* **WORK TO BE COMPLETED**
The records below are to be repeated in full, exactly as they are.

Source records
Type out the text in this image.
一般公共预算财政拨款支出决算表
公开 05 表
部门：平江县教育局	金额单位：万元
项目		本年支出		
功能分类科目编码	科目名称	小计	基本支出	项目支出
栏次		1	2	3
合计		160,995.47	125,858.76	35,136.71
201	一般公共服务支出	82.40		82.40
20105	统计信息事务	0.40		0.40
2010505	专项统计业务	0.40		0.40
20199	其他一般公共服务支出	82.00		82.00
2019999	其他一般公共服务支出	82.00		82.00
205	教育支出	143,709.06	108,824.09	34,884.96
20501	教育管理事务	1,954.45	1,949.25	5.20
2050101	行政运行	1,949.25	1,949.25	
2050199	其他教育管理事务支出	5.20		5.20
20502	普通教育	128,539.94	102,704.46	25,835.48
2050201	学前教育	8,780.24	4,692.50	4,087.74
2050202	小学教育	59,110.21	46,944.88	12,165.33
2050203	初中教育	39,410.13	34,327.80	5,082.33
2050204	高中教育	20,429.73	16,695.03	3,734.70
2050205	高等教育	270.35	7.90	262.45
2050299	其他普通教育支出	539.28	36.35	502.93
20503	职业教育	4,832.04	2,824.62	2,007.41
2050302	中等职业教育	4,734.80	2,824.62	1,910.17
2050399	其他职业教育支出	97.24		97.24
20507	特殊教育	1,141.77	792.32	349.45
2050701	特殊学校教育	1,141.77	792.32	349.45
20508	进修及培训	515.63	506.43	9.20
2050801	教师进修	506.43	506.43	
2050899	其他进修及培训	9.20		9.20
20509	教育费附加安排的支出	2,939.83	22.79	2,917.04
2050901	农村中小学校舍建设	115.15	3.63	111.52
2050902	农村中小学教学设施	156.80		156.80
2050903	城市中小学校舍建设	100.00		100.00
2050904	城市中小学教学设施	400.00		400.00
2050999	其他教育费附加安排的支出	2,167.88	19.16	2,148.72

* **FINISHED EXERCISE**
Type out the text in this image.
一般公共预算财政拨款支出决算表
公开 05 表
部门：平江县教育局	金额单位：万元
项目		本年支出		
功能分类科目编码	科目名称	小计	基本支出	项目支出
栏次		1	2	3
合计		160,995.47	125,858.76	35,136.71
201	一般公共服务支出	82.40		82.40
20105	统计信息事务	0.40		0.40
2010505	专项统计业务	0.40		0.40
20199	其他一般公共服务支出	82.00		82.00
2019999	其他一般公共服务支出	82.00		82.00
205	教育支出	143,709.06	108,824.09	34,884.96
20501	教育管理事务	1,954.45	1,949.25	5.20
2050101	行政运行	1,949.25	1,949.25	
2050199	其他教育管理事务支出	5.20		5.20
20502	普通教育	128,539.94	102,704.46	25,835.48
2050201	学前教育	8,780.24	4,692.50	4,087.74
2050202	小学教育	59,110.21	46,944.88	12,165.33
2050203	初中教育	39,410.13	34,327.80	5,082.33
2050204	高中教育	20,429.73	16,695.03	3,734.70
2050205	高等教育	270.35	7.90	262.45
2050299	其他普通教育支出	539.28	36.35	502.93
20503	职业教育	4,832.04	2,824.62	2,007.41
2050302	中等职业教育	4,734.80	2,824.62	1,910.17
2050399	其他职业教育支出	97.24		97.24
20507	特殊教育	1,141.77	792.32	349.45
2050701	特殊学校教育	1,141.77	792.32	349.45
20508	进修及培训	515.63	506.43	9.20
2050801	教师进修	506.43	506.43	
2050899	其他进修及培训	9.20		9.20
20509	教育费附加安排的支出	2,939.83	22.79	2,917.04
2050901	农村中小学校舍建设	115.15	3.63	111.52
2050902	农村中小学教学设施	156.80		156.80
2050903	城市中小学校舍建设	100.00		100.00
2050904	城市中小学教学设施	400.00		400.00
2050999	其他教育费附加安排的支出	2,167.88	19.16	2,148.72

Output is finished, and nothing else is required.